= Exercise text =
****************
In this case, BikeShare is certainly going to be a great thing for the city, and breathe new life into our somewhat stagnant mode share (creates a new gateway for nonbicycle riders to become bicycle riders). And improve the lot of downtown workers going to lunch, regular bicyclists who get a flat tire, residents hosting visitors, etc.

There will always be some losers, though. I hadn’t thought about BikeShare stations against private residential street frontage, since I’d never seen it in any city with BikeShare that I had visited. But it certainly appears to create short-term “losers” in terms of quality of life and property value. In the long run, I suspect property values will go up more than they would otherwise, and that the loss of immediate street frontage will blend into the background of pluses and minuses for living in a particular house or a particular neighborhood.

So while it’s a dramatic change, and the tenants or property owners were not personally notified, I don’t think it’s all that big of a deal in the long run. Cities change. Portland has changed for the better, a lot. Property values and livability are way up from 5 or 10 years ago. And, with the addition of BikeShare and many other positive changes in the works, livability and property values will continue to rise in the inner neighborhoods.

It will be interesting to see how these do pan out on a case by case basis, but while it is a dramatic negative change for some of these private residences, the negative aspect, in my opinion, is dramatically outweighed by the benefits that have accrued to Portlanders in the wave of steady urban improvements that BikeShare is just one element of.

Ted Buehler

Tom
Guest
Tom

“We will continue to monitor the situation, and we will revisit our decision if we find that it is warranted by the demand for bike parking.”
****************
= Problem =
Update the BikeShare comment, starting with "So while it’s" and going on through "the inner neighborhoods.", so that "renters" takes the place of "tenants". The rows that come next have no connection to the BikeShare comment above.
****************
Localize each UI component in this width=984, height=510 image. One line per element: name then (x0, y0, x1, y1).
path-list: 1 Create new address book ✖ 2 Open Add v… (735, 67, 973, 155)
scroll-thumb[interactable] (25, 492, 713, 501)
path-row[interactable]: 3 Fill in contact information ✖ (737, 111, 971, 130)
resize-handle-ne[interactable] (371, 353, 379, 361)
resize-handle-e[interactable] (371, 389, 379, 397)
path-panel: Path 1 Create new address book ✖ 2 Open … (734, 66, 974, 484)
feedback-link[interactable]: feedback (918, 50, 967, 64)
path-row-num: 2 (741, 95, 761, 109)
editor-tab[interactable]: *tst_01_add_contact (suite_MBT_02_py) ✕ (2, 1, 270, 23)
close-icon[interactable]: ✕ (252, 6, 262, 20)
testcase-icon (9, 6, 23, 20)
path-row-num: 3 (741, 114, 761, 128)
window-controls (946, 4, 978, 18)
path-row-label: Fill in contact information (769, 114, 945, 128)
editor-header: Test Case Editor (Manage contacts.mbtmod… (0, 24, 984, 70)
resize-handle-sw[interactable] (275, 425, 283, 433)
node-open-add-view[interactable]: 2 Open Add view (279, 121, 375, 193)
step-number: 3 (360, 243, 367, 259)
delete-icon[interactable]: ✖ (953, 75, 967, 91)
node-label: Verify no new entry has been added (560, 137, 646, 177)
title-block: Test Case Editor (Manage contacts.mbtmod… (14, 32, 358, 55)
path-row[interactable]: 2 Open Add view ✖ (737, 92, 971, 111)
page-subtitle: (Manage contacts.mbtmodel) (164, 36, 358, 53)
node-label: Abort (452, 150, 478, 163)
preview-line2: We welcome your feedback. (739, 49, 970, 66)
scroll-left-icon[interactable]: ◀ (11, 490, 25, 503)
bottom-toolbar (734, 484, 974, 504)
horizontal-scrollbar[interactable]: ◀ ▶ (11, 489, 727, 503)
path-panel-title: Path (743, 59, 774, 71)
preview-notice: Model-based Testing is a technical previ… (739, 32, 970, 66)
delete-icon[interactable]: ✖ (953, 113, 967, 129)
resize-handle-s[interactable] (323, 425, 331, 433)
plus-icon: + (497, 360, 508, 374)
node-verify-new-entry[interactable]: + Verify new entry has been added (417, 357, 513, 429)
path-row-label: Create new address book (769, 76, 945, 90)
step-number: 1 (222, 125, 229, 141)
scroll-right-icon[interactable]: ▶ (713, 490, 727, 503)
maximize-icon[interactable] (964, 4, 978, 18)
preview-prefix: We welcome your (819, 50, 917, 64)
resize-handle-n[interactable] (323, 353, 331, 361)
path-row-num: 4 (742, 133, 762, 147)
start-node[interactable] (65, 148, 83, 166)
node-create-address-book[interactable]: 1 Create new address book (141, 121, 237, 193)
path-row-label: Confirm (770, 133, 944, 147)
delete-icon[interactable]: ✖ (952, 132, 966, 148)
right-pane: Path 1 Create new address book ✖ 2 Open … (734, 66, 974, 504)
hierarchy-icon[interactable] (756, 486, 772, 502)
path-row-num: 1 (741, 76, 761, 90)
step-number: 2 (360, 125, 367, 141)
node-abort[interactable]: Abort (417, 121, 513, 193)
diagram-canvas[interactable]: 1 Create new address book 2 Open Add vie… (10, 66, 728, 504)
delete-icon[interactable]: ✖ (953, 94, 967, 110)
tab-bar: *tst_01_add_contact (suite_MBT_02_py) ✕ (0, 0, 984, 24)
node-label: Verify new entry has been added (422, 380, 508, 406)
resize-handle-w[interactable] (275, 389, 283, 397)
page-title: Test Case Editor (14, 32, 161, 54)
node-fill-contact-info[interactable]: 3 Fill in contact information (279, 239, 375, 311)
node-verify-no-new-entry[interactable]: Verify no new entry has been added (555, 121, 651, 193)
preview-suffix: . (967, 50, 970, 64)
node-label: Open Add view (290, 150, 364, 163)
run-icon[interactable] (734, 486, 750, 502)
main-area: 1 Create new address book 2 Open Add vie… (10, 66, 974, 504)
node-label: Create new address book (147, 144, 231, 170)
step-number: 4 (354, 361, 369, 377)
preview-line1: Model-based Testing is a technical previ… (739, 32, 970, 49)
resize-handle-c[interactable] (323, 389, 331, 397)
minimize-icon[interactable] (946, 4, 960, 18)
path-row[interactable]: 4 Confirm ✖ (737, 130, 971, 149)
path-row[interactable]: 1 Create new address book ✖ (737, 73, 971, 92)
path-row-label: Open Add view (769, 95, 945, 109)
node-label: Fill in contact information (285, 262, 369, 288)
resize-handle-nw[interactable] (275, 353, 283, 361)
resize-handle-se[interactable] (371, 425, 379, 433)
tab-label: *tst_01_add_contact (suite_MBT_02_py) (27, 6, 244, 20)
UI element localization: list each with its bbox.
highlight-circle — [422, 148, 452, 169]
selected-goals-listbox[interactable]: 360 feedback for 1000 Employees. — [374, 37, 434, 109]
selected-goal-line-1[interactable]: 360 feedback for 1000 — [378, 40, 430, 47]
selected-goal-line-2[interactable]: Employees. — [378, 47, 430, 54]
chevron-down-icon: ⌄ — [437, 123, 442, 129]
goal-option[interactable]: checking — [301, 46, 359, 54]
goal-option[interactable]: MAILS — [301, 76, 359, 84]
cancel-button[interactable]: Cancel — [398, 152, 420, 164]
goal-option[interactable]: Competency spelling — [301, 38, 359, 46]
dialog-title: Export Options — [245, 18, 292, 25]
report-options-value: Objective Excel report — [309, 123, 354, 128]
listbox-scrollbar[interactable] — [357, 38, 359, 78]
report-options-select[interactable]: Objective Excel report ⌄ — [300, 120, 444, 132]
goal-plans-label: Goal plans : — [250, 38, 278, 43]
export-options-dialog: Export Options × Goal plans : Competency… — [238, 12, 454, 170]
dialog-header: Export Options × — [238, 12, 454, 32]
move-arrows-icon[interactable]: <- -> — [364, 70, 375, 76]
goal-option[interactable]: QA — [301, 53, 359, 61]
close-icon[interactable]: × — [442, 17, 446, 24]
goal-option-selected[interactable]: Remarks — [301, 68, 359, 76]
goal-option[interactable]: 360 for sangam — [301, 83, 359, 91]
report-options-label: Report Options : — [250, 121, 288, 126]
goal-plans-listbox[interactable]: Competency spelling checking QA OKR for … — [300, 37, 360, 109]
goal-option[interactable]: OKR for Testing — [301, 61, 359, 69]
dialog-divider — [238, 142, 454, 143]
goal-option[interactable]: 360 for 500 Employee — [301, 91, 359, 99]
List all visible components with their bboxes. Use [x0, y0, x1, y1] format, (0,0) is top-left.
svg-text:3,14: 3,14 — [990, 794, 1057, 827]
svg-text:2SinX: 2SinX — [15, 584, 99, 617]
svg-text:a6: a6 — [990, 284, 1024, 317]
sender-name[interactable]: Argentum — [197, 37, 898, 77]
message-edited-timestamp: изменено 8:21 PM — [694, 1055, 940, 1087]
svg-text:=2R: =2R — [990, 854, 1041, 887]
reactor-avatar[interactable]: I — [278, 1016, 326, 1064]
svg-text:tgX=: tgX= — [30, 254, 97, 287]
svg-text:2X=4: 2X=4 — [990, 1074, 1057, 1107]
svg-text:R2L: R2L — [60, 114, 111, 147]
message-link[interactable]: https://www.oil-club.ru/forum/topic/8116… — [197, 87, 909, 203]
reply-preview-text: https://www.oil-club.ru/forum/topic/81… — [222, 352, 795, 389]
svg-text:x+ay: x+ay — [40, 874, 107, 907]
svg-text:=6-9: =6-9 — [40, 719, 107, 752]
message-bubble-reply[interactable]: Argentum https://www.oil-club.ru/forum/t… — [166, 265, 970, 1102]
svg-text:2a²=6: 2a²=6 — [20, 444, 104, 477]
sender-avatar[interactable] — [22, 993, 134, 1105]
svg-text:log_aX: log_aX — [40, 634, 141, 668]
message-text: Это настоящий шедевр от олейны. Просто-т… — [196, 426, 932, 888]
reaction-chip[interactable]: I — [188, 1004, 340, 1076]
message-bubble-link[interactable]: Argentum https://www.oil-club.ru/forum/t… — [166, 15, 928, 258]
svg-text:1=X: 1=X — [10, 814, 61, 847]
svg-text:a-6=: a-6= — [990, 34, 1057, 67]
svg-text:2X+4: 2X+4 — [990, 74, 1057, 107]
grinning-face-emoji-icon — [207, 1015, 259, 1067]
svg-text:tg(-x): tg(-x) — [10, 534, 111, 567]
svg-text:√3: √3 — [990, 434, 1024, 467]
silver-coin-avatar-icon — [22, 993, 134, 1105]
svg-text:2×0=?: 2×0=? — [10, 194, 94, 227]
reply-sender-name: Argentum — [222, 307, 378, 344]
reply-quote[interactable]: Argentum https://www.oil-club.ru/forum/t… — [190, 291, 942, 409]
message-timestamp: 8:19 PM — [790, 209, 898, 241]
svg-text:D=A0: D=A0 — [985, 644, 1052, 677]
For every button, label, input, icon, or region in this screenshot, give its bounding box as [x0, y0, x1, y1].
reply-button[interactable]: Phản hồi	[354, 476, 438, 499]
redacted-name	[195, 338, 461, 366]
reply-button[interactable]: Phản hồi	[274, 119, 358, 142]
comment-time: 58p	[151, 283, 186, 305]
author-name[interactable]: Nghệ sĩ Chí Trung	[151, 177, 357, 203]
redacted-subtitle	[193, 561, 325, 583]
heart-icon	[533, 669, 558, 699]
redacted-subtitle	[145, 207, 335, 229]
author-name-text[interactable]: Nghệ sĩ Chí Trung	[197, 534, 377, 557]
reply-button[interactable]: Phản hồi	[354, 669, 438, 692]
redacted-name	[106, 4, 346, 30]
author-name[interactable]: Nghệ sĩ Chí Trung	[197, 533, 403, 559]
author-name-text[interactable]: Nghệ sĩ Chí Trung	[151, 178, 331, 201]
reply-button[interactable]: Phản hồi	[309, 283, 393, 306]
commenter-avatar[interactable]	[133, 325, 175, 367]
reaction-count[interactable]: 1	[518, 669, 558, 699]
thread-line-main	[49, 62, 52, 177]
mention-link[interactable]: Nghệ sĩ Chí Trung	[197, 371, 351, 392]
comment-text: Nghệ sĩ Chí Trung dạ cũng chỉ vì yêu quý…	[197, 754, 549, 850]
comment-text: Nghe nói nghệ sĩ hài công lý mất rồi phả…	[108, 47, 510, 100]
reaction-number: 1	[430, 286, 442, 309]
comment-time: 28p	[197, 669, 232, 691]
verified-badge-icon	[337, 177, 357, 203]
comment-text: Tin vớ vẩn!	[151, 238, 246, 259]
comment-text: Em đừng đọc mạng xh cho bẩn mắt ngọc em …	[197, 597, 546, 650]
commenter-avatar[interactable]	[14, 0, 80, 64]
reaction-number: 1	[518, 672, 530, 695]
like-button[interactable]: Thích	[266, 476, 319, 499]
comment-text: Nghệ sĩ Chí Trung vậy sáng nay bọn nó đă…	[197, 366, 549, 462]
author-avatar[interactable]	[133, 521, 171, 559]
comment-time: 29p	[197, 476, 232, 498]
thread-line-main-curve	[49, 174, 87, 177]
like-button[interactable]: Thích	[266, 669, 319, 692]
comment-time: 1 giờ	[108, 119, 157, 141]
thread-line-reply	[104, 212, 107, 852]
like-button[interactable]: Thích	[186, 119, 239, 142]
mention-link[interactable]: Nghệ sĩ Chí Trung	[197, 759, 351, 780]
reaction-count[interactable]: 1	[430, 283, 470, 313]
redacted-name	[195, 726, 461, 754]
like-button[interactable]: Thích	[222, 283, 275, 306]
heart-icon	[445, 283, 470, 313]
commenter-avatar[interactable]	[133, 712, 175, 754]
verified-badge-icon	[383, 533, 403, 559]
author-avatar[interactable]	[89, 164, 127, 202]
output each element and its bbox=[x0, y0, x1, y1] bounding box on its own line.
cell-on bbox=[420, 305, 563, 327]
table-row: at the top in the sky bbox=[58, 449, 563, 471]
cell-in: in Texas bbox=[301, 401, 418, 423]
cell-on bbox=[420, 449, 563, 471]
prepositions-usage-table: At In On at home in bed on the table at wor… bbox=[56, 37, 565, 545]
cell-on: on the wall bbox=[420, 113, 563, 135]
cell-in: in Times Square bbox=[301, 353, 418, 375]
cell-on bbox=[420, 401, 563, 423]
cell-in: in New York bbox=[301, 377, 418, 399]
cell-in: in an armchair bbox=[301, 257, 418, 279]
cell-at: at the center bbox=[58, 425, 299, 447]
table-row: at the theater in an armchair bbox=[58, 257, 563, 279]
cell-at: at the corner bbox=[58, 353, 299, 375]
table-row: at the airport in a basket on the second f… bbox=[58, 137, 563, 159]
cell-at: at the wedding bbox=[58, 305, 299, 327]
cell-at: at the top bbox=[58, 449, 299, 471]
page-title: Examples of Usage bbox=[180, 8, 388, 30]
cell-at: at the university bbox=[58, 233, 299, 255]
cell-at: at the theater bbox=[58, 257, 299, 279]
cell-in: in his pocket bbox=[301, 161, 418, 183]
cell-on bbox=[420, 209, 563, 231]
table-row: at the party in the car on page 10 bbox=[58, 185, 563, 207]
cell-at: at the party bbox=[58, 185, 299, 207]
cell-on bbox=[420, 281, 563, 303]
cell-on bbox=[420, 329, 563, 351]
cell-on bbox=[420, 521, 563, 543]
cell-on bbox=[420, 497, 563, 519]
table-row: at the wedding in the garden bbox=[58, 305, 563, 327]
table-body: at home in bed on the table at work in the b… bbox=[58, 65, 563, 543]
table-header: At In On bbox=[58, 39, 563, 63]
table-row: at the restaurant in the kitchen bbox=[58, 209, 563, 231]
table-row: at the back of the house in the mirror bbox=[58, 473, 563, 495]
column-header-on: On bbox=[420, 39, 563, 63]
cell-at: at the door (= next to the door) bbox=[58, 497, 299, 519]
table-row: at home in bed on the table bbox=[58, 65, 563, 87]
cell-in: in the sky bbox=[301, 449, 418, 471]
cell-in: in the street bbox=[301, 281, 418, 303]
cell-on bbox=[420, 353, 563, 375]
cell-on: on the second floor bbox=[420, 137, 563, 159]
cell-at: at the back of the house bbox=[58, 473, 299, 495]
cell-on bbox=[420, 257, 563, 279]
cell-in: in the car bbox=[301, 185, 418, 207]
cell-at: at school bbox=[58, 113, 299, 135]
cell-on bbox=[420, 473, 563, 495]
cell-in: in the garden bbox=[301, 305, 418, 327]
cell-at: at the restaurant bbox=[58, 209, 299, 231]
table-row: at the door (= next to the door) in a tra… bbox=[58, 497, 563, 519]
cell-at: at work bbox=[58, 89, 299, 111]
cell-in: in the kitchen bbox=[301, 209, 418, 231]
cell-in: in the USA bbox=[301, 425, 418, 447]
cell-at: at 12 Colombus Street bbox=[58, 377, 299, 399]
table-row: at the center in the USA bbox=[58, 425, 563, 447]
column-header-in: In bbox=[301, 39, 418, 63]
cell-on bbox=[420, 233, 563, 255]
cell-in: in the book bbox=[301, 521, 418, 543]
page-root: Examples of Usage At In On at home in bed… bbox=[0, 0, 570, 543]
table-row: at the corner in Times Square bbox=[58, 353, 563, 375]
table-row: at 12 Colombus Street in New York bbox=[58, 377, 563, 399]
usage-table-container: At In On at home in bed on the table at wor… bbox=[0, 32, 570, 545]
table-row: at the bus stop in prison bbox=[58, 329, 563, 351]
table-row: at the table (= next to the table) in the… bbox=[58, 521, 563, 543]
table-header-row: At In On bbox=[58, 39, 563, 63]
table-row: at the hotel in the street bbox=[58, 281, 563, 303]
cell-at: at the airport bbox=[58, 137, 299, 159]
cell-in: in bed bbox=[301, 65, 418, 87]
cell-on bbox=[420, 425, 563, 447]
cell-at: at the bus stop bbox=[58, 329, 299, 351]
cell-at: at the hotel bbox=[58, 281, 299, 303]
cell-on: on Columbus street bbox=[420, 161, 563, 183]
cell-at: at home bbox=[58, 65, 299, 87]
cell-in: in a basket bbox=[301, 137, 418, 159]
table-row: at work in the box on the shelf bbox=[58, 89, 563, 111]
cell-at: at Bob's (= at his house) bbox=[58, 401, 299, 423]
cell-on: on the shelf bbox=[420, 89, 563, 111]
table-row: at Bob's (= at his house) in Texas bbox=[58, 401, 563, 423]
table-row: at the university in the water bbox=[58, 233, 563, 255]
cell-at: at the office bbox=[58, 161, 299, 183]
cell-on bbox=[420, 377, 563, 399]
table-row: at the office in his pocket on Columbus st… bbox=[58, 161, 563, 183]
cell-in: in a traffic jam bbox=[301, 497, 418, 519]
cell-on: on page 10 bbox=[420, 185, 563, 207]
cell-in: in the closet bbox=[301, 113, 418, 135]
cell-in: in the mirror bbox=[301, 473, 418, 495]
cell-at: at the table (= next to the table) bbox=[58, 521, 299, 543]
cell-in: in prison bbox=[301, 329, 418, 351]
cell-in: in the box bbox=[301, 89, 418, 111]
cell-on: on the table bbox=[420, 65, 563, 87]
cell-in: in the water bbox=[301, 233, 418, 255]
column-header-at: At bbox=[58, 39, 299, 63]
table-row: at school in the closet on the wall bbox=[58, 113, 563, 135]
****************
= Solution for this problem =
So while it’s a dramatic change, and the renters or property owners were not personally notified, I don’t think it’s all that big of a deal in the long run. Cities change. Portland has changed for the better, a lot. Property values and livability are way up from 5 or 10 years ago. And, with the addition of BikeShare and many other positive changes in the works, livability and property values will continue to rise in the inner neighborhoods.